### DIRECTIVE
For each line in the data below that holds "source", return a copy.

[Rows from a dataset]
========

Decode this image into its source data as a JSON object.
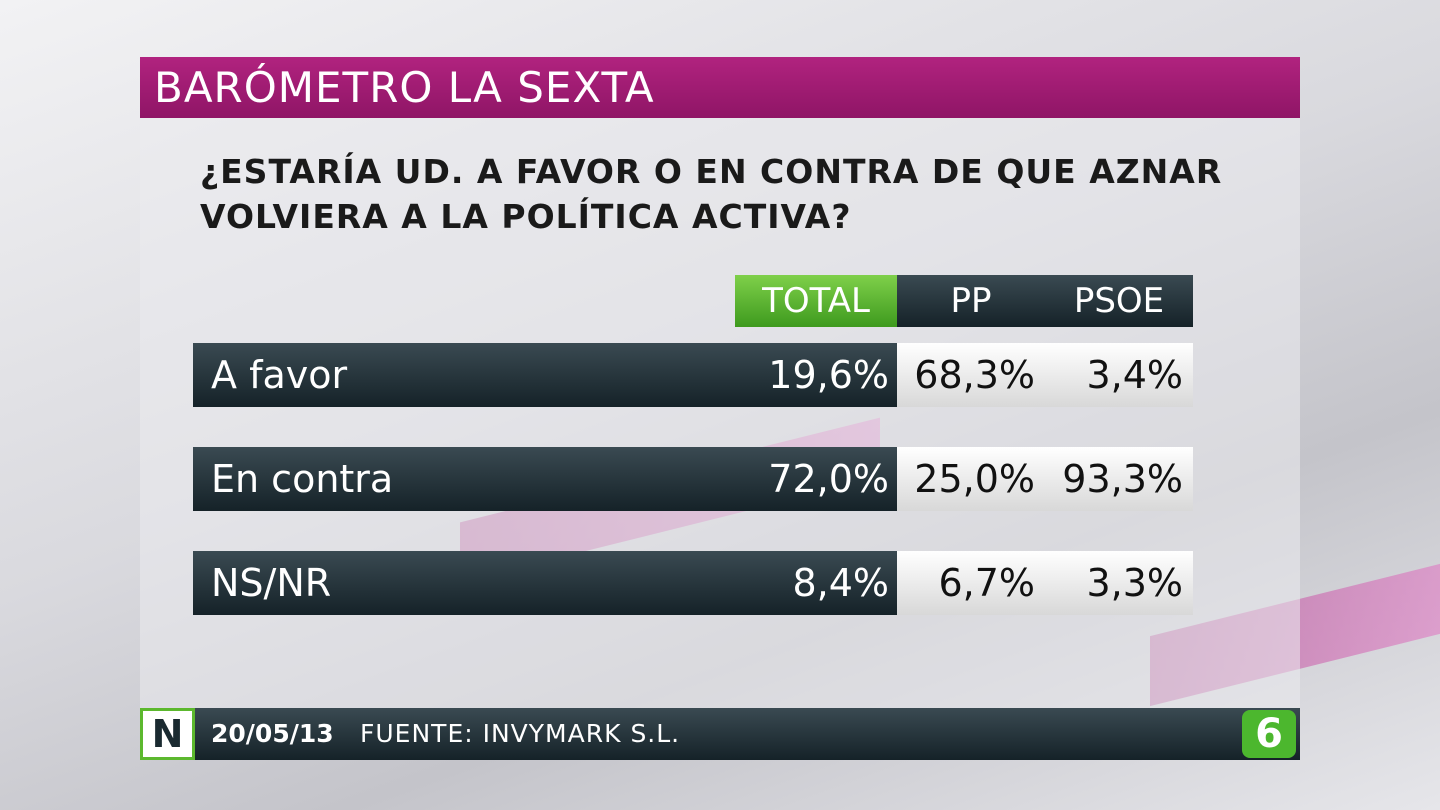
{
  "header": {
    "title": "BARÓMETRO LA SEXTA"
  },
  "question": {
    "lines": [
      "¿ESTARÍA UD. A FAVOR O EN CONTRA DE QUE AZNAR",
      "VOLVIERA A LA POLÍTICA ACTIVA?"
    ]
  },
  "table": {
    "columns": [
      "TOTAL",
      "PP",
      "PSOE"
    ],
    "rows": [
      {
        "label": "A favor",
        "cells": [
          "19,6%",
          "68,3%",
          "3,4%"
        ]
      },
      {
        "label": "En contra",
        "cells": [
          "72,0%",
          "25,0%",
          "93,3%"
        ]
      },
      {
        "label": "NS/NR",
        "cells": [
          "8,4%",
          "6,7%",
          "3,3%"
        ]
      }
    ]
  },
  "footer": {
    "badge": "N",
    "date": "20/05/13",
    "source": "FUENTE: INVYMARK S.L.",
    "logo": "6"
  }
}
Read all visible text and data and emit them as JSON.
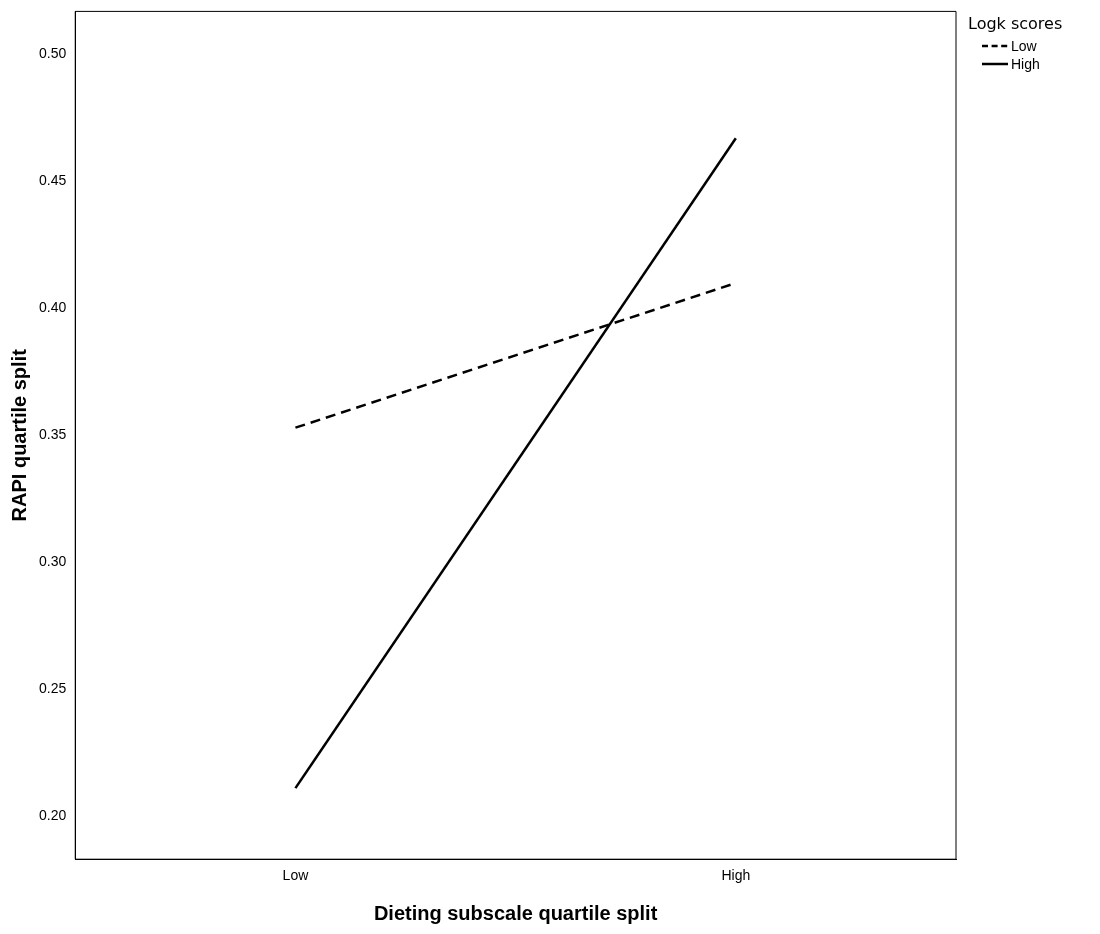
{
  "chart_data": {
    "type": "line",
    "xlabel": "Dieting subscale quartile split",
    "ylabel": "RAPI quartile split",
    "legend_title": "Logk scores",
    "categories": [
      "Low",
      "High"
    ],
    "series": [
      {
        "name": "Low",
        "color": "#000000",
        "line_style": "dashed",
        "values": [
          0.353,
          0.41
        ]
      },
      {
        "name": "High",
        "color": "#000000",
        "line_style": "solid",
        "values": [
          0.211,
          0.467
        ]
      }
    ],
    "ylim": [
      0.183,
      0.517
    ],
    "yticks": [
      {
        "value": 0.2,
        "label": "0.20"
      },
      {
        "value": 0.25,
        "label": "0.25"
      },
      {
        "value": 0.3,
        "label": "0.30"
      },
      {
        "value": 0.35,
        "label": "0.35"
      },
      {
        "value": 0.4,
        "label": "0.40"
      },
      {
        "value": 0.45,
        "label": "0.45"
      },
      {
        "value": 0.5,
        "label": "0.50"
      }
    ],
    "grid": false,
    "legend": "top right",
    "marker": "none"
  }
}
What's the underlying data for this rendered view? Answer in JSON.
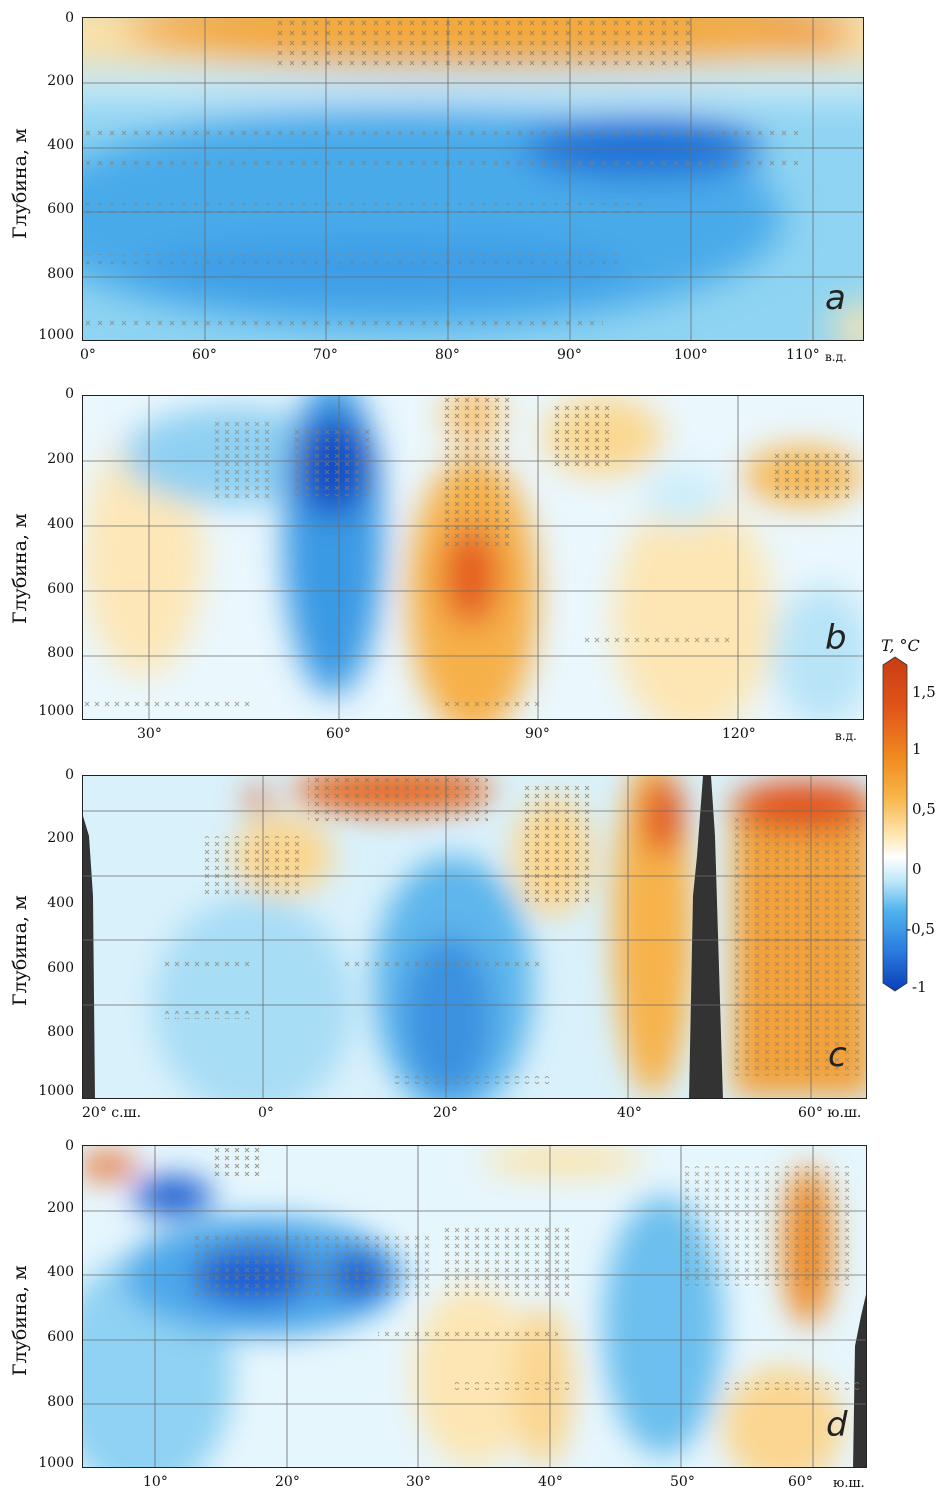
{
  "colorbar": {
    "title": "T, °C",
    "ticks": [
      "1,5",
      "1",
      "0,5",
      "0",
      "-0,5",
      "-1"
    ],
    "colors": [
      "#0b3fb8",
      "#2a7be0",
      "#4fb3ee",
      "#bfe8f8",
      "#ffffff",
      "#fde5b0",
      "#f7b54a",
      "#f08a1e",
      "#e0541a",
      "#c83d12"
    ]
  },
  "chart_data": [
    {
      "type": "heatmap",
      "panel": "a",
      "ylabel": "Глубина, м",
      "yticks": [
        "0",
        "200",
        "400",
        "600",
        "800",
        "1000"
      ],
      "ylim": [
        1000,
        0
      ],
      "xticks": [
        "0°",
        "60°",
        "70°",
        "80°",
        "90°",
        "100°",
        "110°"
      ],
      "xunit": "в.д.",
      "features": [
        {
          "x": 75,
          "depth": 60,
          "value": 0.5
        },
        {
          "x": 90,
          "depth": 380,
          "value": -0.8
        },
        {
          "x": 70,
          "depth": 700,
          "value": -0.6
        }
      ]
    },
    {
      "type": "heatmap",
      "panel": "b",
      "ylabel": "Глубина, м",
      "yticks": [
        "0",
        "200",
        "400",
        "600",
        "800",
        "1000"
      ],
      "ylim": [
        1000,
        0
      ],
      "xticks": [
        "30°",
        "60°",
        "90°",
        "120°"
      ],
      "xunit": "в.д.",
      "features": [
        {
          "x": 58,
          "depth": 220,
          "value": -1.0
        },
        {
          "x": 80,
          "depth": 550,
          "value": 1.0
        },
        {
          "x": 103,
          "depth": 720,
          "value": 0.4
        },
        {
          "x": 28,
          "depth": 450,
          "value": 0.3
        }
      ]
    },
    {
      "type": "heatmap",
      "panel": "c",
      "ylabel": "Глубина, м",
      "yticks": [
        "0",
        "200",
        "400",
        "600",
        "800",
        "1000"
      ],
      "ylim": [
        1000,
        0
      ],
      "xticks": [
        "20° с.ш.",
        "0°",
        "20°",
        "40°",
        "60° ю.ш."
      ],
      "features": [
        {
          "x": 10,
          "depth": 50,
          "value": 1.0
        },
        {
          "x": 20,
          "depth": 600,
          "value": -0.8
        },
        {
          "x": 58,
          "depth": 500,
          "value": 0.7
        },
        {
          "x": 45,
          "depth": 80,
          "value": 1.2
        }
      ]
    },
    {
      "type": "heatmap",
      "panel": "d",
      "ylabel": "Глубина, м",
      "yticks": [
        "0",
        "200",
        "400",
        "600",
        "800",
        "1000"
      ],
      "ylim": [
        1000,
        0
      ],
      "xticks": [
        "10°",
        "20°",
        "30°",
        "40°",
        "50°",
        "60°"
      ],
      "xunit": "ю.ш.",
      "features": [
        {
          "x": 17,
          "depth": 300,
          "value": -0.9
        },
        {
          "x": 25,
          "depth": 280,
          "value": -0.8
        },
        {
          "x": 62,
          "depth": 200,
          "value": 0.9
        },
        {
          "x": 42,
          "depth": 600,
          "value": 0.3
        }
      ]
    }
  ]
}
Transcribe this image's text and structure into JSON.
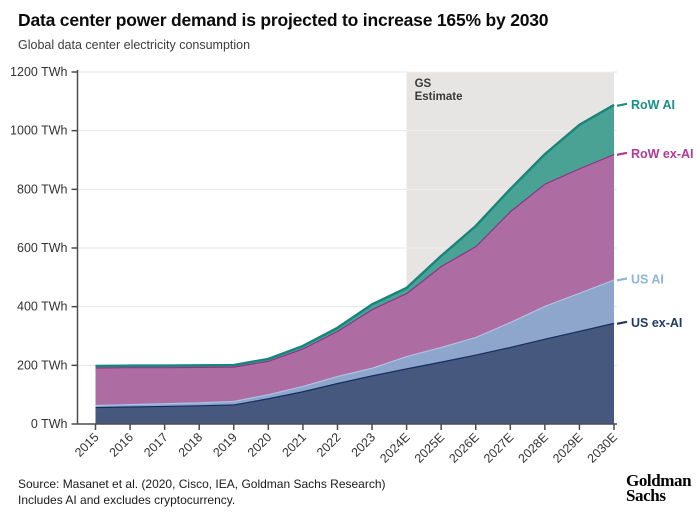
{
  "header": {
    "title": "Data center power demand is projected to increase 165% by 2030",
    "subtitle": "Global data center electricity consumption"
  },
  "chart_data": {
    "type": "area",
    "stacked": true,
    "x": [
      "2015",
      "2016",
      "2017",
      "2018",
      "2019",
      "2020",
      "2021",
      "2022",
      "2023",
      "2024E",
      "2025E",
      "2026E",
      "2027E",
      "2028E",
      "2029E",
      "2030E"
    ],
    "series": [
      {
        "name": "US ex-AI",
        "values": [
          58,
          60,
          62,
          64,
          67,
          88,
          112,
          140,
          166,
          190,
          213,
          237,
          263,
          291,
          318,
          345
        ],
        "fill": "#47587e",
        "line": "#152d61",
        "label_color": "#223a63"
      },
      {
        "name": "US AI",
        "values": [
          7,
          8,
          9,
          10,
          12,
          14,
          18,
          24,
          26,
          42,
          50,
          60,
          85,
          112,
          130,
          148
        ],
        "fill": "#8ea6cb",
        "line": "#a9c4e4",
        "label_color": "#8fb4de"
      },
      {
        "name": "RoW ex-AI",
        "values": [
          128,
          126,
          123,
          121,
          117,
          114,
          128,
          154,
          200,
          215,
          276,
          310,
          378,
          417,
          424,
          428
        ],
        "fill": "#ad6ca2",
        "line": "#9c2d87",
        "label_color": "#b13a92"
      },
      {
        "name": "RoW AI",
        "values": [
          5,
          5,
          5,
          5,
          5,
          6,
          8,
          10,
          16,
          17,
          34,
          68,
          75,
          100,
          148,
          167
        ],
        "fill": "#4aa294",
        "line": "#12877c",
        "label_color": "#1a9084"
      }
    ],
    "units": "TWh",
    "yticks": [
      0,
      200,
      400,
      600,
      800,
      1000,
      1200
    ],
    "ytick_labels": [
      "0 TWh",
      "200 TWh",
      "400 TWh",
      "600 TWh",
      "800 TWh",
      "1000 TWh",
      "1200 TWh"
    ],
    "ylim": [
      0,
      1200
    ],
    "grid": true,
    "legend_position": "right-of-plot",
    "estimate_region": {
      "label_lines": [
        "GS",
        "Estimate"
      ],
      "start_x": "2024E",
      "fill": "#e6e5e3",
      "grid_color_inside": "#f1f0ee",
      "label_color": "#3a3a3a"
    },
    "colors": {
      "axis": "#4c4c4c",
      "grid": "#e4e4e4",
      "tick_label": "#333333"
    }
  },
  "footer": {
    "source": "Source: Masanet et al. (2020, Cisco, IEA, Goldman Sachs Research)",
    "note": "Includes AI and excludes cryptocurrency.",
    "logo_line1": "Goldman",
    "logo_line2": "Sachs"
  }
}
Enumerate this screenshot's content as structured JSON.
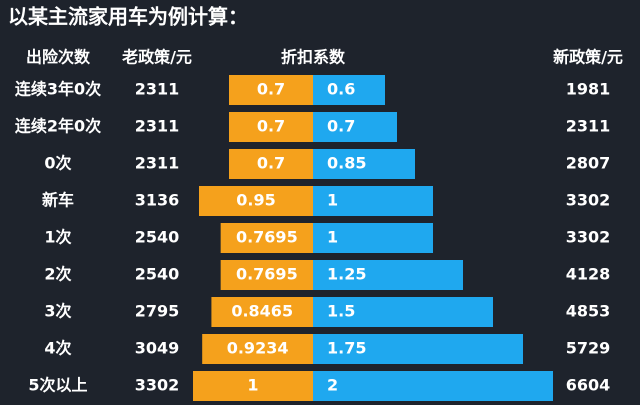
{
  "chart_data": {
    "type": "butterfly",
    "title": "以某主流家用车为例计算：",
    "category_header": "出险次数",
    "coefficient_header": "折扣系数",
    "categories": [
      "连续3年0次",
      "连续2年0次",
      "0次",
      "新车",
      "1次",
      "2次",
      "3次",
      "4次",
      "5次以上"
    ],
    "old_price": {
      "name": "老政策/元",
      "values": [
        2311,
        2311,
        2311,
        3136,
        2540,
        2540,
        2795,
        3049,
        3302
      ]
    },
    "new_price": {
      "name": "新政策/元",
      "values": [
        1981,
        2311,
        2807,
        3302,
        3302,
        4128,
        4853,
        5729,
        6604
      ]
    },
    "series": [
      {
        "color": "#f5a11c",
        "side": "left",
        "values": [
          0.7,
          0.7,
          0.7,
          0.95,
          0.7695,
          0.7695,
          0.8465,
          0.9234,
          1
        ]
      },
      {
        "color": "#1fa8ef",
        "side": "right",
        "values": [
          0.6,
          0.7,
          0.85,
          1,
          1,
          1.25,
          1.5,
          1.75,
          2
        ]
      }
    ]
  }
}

========

### ANSWER TO THE TASK
Decode this image into its source data as a JSON object.
    "source": "FUENTE: INVYMARK S.L.",
    "source": "Source: Masanet et al. (2020, Cisco, IEA, Goldman Sachs Research)",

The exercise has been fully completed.